REQUEST: Skip all pictures, then print the remaining material exactly.

EXTRACTED RECORDS:
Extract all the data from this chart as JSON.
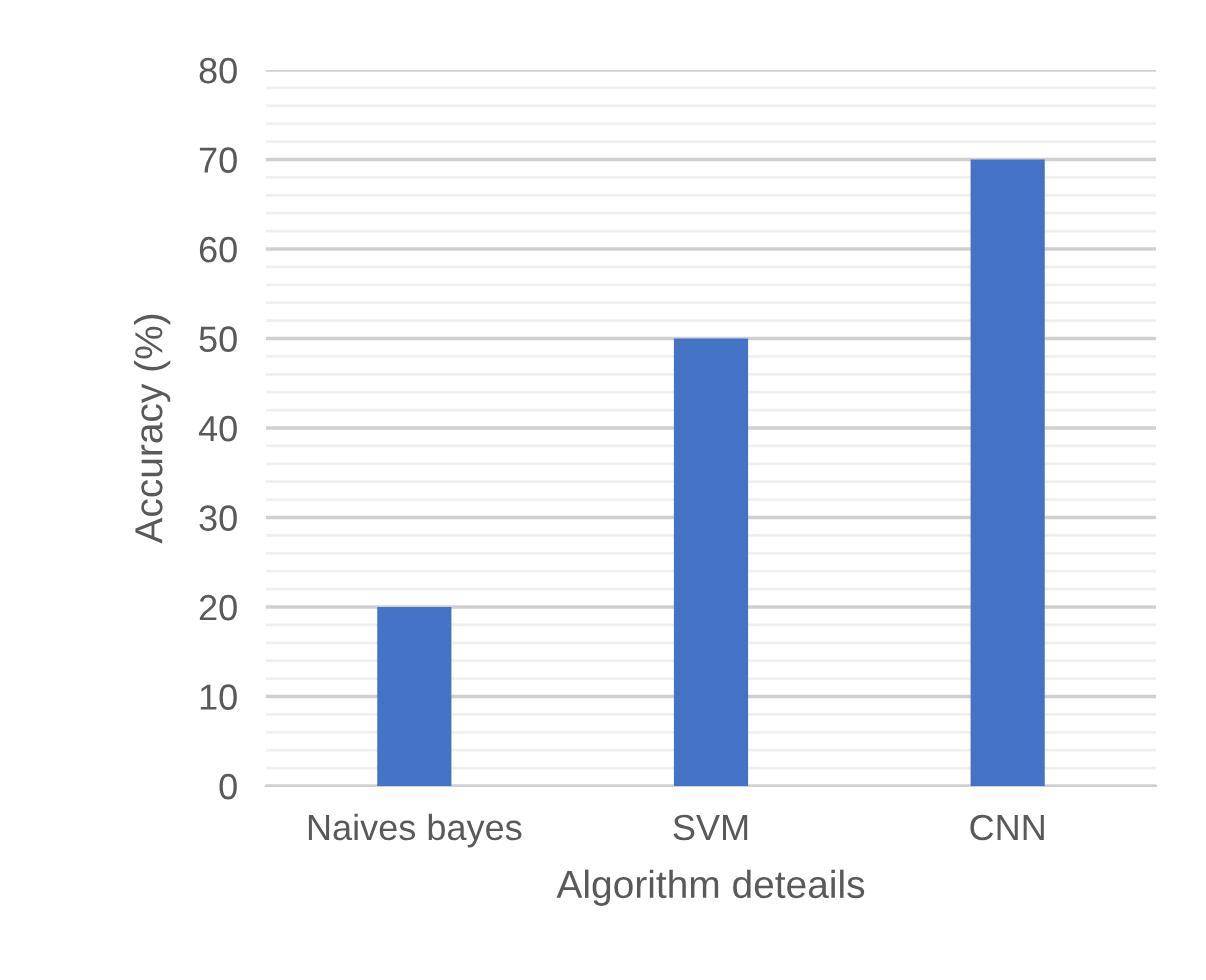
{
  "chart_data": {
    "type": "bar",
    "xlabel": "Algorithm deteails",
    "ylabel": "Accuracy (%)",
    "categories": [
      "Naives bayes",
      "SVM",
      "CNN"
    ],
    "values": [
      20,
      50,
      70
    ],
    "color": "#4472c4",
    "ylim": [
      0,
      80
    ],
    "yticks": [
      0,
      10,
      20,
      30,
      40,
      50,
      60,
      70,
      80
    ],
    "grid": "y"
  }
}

TASK OUTPUT:
Extract all the data from this chart as JSON.
{
  "chart_data": {
    "type": "bar",
    "xlabel": "Algorithm deteails",
    "ylabel": "Accuracy (%)",
    "categories": [
      "Naives bayes",
      "SVM",
      "CNN"
    ],
    "values": [
      20,
      50,
      70
    ],
    "color": "#4472c4",
    "ylim": [
      0,
      80
    ],
    "yticks": [
      0,
      10,
      20,
      30,
      40,
      50,
      60,
      70,
      80
    ],
    "grid": "y"
  }
}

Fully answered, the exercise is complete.